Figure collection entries
>>>>>
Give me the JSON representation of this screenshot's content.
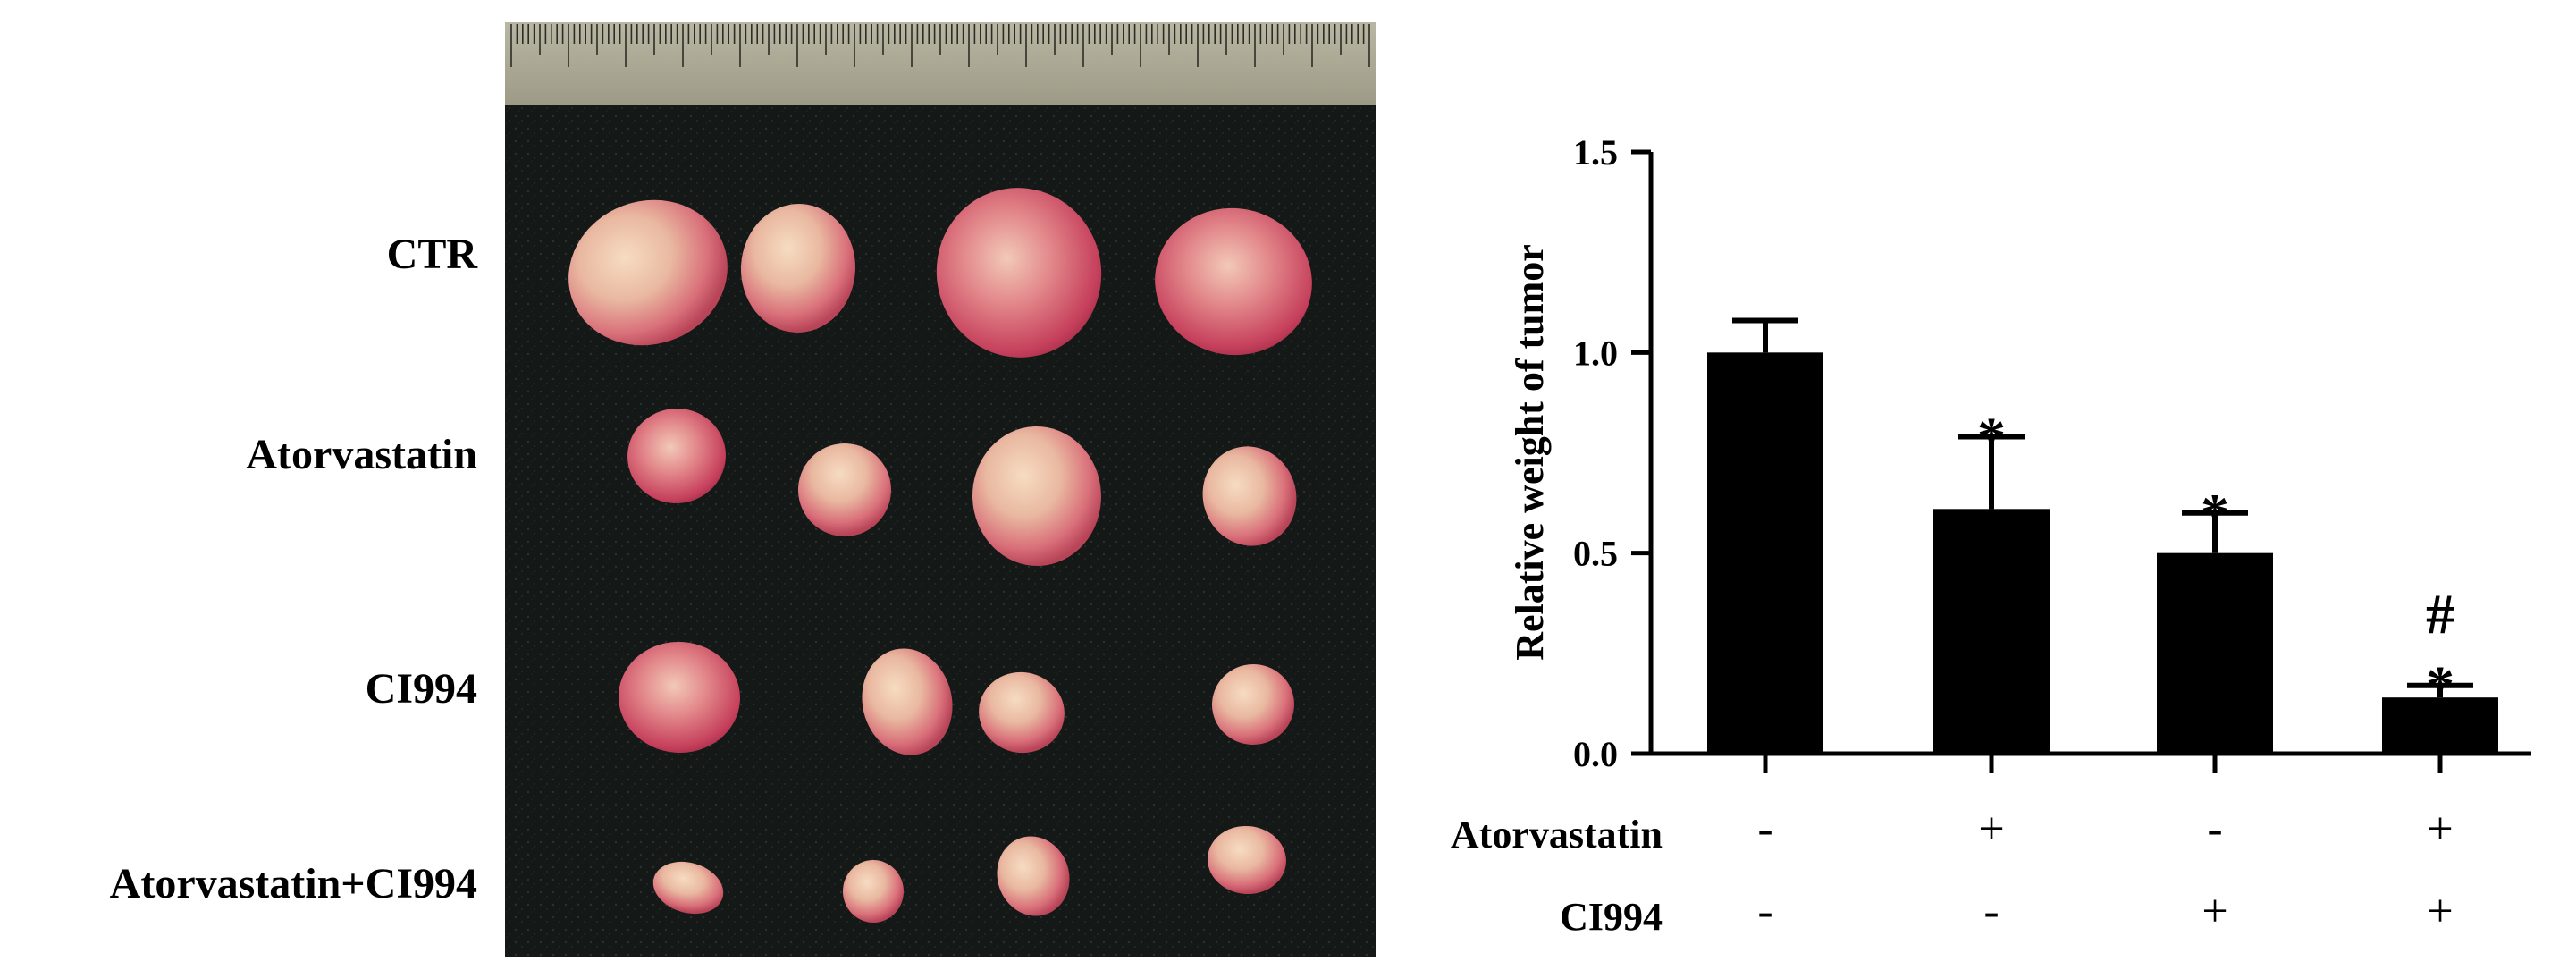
{
  "photo": {
    "row_labels": [
      "CTR",
      "Atorvastatin",
      "CI994",
      "Atorvastatin+CI994"
    ],
    "tumors_per_row": 4
  },
  "chart_data": {
    "type": "bar",
    "title": "",
    "xlabel": "",
    "ylabel": "Relative weight of tumor",
    "ylim": [
      0.0,
      1.5
    ],
    "yticks": [
      "0.0",
      "0.5",
      "1.0",
      "1.5"
    ],
    "ytick_values": [
      0.0,
      0.5,
      1.0,
      1.5
    ],
    "grid": false,
    "legend": "none",
    "bar_color": "#000000",
    "categories": [
      "CTR",
      "Atorvastatin",
      "CI994",
      "Atorvastatin+CI994"
    ],
    "values": [
      1.0,
      0.61,
      0.5,
      0.14
    ],
    "error": [
      0.08,
      0.18,
      0.1,
      0.03
    ],
    "significance": [
      [],
      [
        "*"
      ],
      [
        "*"
      ],
      [
        "#",
        "*"
      ]
    ],
    "condition_rows": [
      {
        "label": "Atorvastatin",
        "signs": [
          "-",
          "+",
          "-",
          "+"
        ]
      },
      {
        "label": "CI994",
        "signs": [
          "-",
          "-",
          "+",
          "+"
        ]
      }
    ]
  }
}
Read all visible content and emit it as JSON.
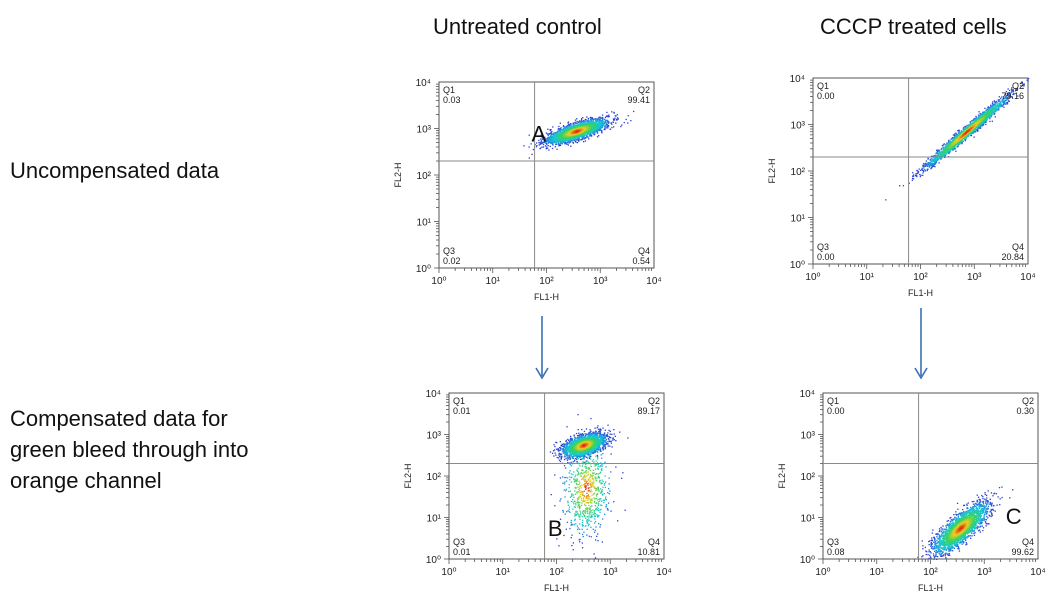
{
  "columns": [
    "Untreated control",
    "CCCP treated cells"
  ],
  "rows": [
    {
      "label_lines": [
        "Uncompensated data"
      ]
    },
    {
      "label_lines": [
        "Compensated data for",
        "green bleed through into",
        "orange channel"
      ]
    }
  ],
  "colors": {
    "density_low": "#2a3fd4",
    "density_mid": "#11c8d8",
    "density_high": "#f0d020",
    "density_peak": "#d81818",
    "gate": "#8a8a8a",
    "arrow": "#3a6fb8"
  },
  "chart_data": [
    {
      "type": "scatter",
      "id": "A",
      "panel_label": "A",
      "xlabel": "FL1-H",
      "ylabel": "FL2-H",
      "log_x": true,
      "log_y": true,
      "xlim": [
        1,
        10000
      ],
      "ylim": [
        1,
        10000
      ],
      "x_ticks": [
        "10⁰",
        "10¹",
        "10²",
        "10³",
        "10⁴"
      ],
      "y_ticks": [
        "10⁰",
        "10¹",
        "10²",
        "10³",
        "10⁴"
      ],
      "gate": {
        "x": 60,
        "y": 200
      },
      "quadrants": {
        "Q1": "0.03",
        "Q2": "99.41",
        "Q3": "0.02",
        "Q4": "0.54"
      },
      "clusters": [
        {
          "cx_log": 2.55,
          "cy_log": 2.95,
          "sx": 0.28,
          "sy": 0.13,
          "rho": 0.75,
          "n": 2600
        }
      ]
    },
    {
      "type": "scatter",
      "id": "CCCP-uncomp",
      "panel_label": "",
      "xlabel": "FL1-H",
      "ylabel": "FL2-H",
      "log_x": true,
      "log_y": true,
      "xlim": [
        1,
        10000
      ],
      "ylim": [
        1,
        10000
      ],
      "x_ticks": [
        "10⁰",
        "10¹",
        "10²",
        "10³",
        "10⁴"
      ],
      "y_ticks": [
        "10⁰",
        "10¹",
        "10²",
        "10³",
        "10⁴"
      ],
      "gate": {
        "x": 60,
        "y": 200
      },
      "quadrants": {
        "Q1": "0.00",
        "Q2": "79.16",
        "Q3": "0.00",
        "Q4": "20.84"
      },
      "clusters": [
        {
          "cx_log": 2.85,
          "cy_log": 2.85,
          "sx": 0.38,
          "sy": 0.38,
          "rho": 0.985,
          "n": 2400
        }
      ]
    },
    {
      "type": "scatter",
      "id": "B",
      "panel_label": "B",
      "xlabel": "FL1-H",
      "ylabel": "FL2-H",
      "log_x": true,
      "log_y": true,
      "xlim": [
        1,
        10000
      ],
      "ylim": [
        1,
        10000
      ],
      "x_ticks": [
        "10⁰",
        "10¹",
        "10²",
        "10³",
        "10⁴"
      ],
      "y_ticks": [
        "10⁰",
        "10¹",
        "10²",
        "10³",
        "10⁴"
      ],
      "gate": {
        "x": 60,
        "y": 200
      },
      "quadrants": {
        "Q1": "0.01",
        "Q2": "89.17",
        "Q3": "0.01",
        "Q4": "10.81"
      },
      "clusters": [
        {
          "cx_log": 2.5,
          "cy_log": 2.75,
          "sx": 0.2,
          "sy": 0.14,
          "rho": 0.5,
          "n": 2200
        },
        {
          "cx_log": 2.55,
          "cy_log": 1.7,
          "sx": 0.22,
          "sy": 0.55,
          "rho": 0.1,
          "n": 700
        }
      ]
    },
    {
      "type": "scatter",
      "id": "C",
      "panel_label": "C",
      "xlabel": "FL1-H",
      "ylabel": "FL2-H",
      "log_x": true,
      "log_y": true,
      "xlim": [
        1,
        10000
      ],
      "ylim": [
        1,
        10000
      ],
      "x_ticks": [
        "10⁰",
        "10¹",
        "10²",
        "10³",
        "10⁴"
      ],
      "y_ticks": [
        "10⁰",
        "10¹",
        "10²",
        "10³",
        "10⁴"
      ],
      "gate": {
        "x": 60,
        "y": 200
      },
      "quadrants": {
        "Q1": "0.00",
        "Q2": "0.30",
        "Q3": "0.08",
        "Q4": "99.62"
      },
      "clusters": [
        {
          "cx_log": 2.55,
          "cy_log": 0.75,
          "sx": 0.25,
          "sy": 0.3,
          "rho": 0.8,
          "n": 2400
        }
      ]
    }
  ]
}
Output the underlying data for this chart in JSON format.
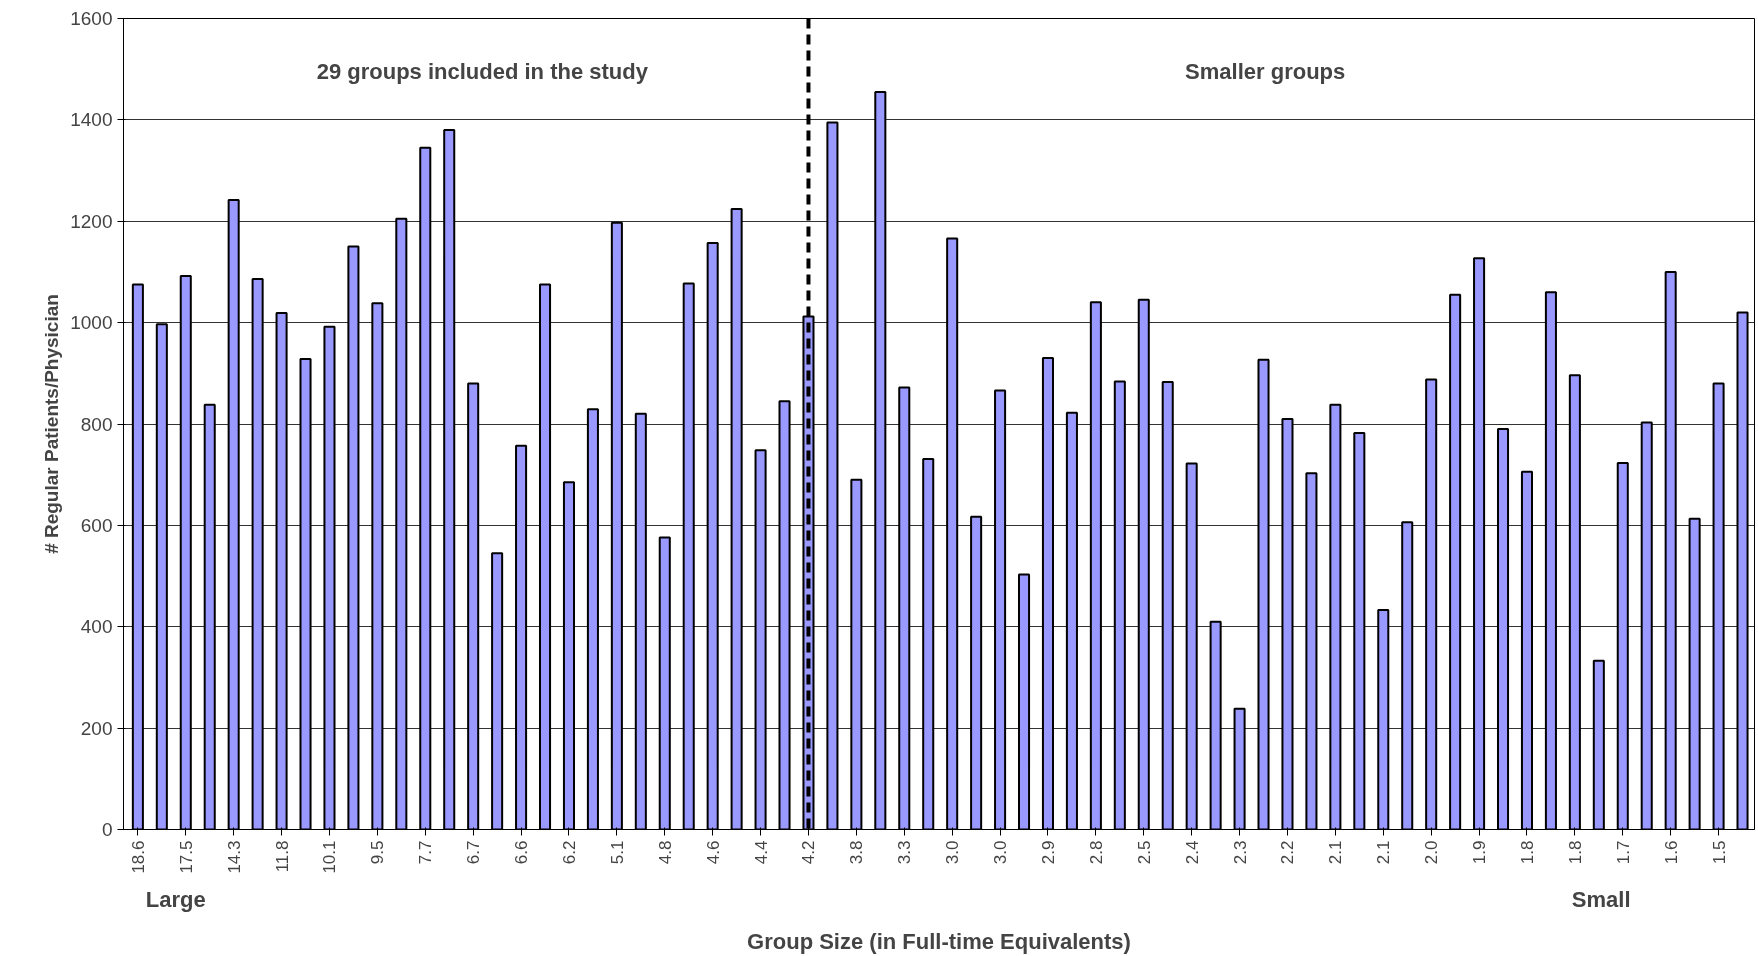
<<<<<
• _PROBLEM TO SOLVE_
Return every line of the entries above that the string "JSON" appears in.

• _ANSWER SPACE_
Give me the JSON representation of this screenshot's content.
Read all visible content and emit it as JSON.
Output the underlying data for this chart in JSON format.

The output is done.